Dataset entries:
= = = = =
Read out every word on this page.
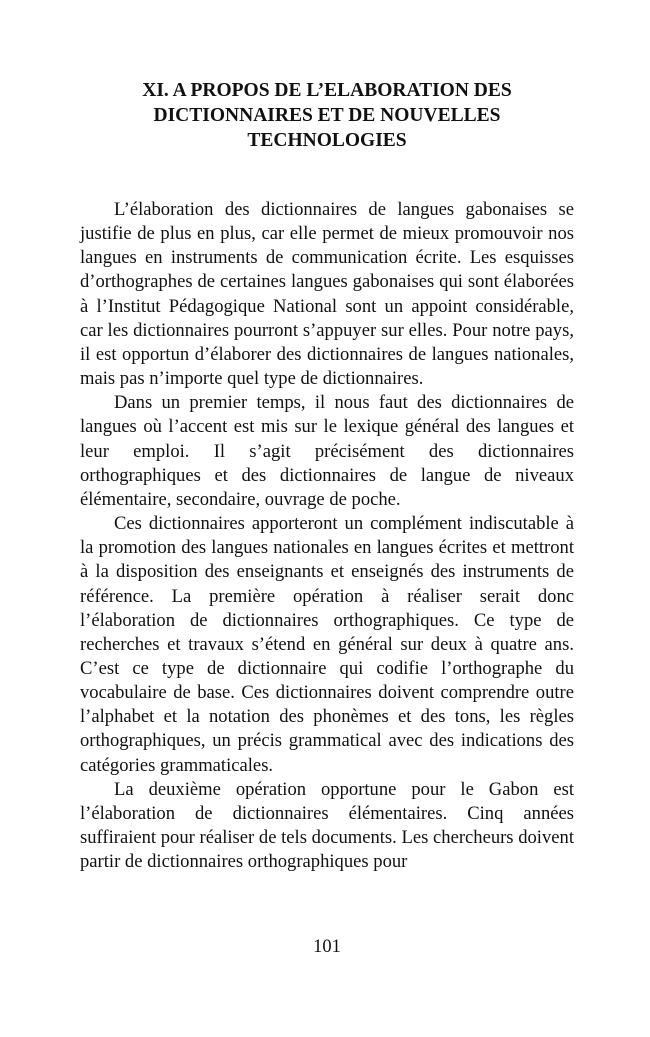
XI. A PROPOS DE L’ELABORATION DES
DICTIONNAIRES ET DE NOUVELLES
TECHNOLOGIES

L’élaboration des dictionnaires de langues gabonaises se justifie de plus en plus, car elle permet de mieux promouvoir nos langues en instruments de communication écrite. Les esquisses d’orthographes de certaines langues gabonaises qui sont élaborées à l’Institut Pédagogique National sont un appoint considérable, car les dictionnaires pourront s’appuyer sur elles. Pour notre pays, il est opportun d’élaborer des dictionnaires de langues nationales, mais pas n’importe quel type de dictionnaires.

Dans un premier temps, il nous faut des dictionnaires de langues où l’accent est mis sur le lexique général des langues et leur emploi. Il s’agit précisément des dictionnaires orthographiques et des dictionnaires de langue de niveaux élémentaire, secondaire, ouvrage de poche.

Ces dictionnaires apporteront un complément indiscutable à la promotion des langues nationales en langues écrites et mettront à la disposition des enseignants et enseignés des instruments de référence. La première opération à réaliser serait donc l’élaboration de dictionnaires orthographiques. Ce type de recherches et travaux s’étend en général sur deux à quatre ans. C’est ce type de dictionnaire qui codifie l’orthographe du vocabulaire de base. Ces dictionnaires doivent comprendre outre l’alphabet et la notation des phonèmes et des tons, les règles orthographiques, un précis grammatical avec des indications des catégories grammaticales.

La deuxième opération opportune pour le Gabon est l’élaboration de dictionnaires élémentaires. Cinq années suffiraient pour réaliser de tels documents. Les chercheurs doivent partir de dictionnaires orthographiques pour

101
= = = = =
Write the records out again in full, exactly, and skip every picture.

TASK RESULT:
Read out every word on this page.
XI. A PROPOS DE L’ELABORATION DES
DICTIONNAIRES ET DE NOUVELLES
TECHNOLOGIES

L’élaboration des dictionnaires de langues gabonaises se justifie de plus en plus, car elle permet de mieux promouvoir nos langues en instruments de communication écrite. Les esquisses d’orthographes de certaines langues gabonaises qui sont élaborées à l’Institut Pédagogique National sont un appoint considérable, car les dictionnaires pourront s’appuyer sur elles. Pour notre pays, il est opportun d’élaborer des dictionnaires de langues nationales, mais pas n’importe quel type de dictionnaires.

Dans un premier temps, il nous faut des dictionnaires de langues où l’accent est mis sur le lexique général des langues et leur emploi. Il s’agit précisément des dictionnaires orthographiques et des dictionnaires de langue de niveaux élémentaire, secondaire, ouvrage de poche.

Ces dictionnaires apporteront un complément indiscutable à la promotion des langues nationales en langues écrites et mettront à la disposition des enseignants et enseignés des instruments de référence. La première opération à réaliser serait donc l’élaboration de dictionnaires orthographiques. Ce type de recherches et travaux s’étend en général sur deux à quatre ans. C’est ce type de dictionnaire qui codifie l’orthographe du vocabulaire de base. Ces dictionnaires doivent comprendre outre l’alphabet et la notation des phonèmes et des tons, les règles orthographiques, un précis grammatical avec des indications des catégories grammaticales.

La deuxième opération opportune pour le Gabon est l’élaboration de dictionnaires élémentaires. Cinq années suffiraient pour réaliser de tels documents. Les chercheurs doivent partir de dictionnaires orthographiques pour

101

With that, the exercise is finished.